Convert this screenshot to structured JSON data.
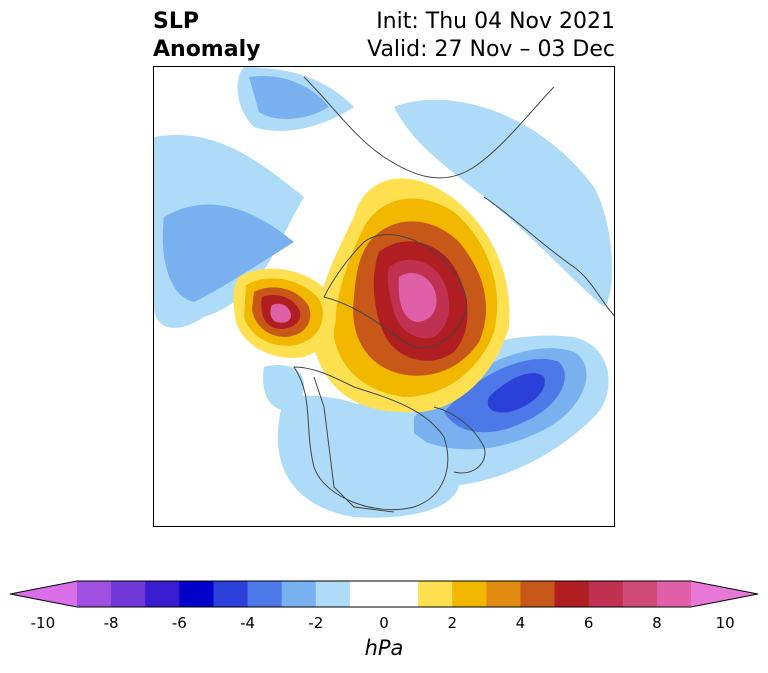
{
  "header": {
    "variable_line1": "SLP",
    "variable_line2": "Anomaly",
    "init_text": "Init: Thu 04 Nov 2021",
    "valid_text": "Valid: 27 Nov – 03 Dec"
  },
  "map": {
    "projection": "north-polar-stereographic",
    "region": "Northern Hemisphere (North America, Arctic, Eurasia)",
    "features": [
      {
        "kind": "positive-anomaly",
        "location": "Arctic / Greenland / north Eurasia",
        "peak_hPa": 10
      },
      {
        "kind": "positive-anomaly",
        "location": "Gulf of Alaska",
        "peak_hPa": 10
      },
      {
        "kind": "negative-anomaly",
        "location": "North Atlantic east of Newfoundland",
        "peak_hPa": -6
      },
      {
        "kind": "negative-anomaly",
        "location": "North Pacific",
        "peak_hPa": -3
      },
      {
        "kind": "negative-anomaly",
        "location": "Northern Europe / Scandinavia",
        "peak_hPa": -2
      }
    ]
  },
  "colorbar": {
    "unit": "hPa",
    "min": -10,
    "max": 10,
    "step": 1,
    "tick_labels": [
      "-10",
      "-8",
      "-6",
      "-4",
      "-2",
      "0",
      "2",
      "4",
      "6",
      "8",
      "10"
    ],
    "colors": [
      "#d96ee8",
      "#a050e0",
      "#7038d8",
      "#3a1cd0",
      "#0000c8",
      "#2a40d8",
      "#4c78e8",
      "#78b0f0",
      "#aedcf8",
      "#ffffff",
      "#ffffff",
      "#ffe050",
      "#f2b800",
      "#e08a10",
      "#c85818",
      "#b01e22",
      "#c03050",
      "#d04a78",
      "#e060a8",
      "#e878d8"
    ]
  }
}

■ Exercise objective: Track down every line with the word "location" and copy it.

■ Result of this task:
        "location": "Arctic / Greenland / north Eurasia",
        "location": "Gulf of Alaska",
        "location": "North Atlantic east of Newfoundland",
        "location": "North Pacific",
        "location": "Northern Europe / Scandinavia",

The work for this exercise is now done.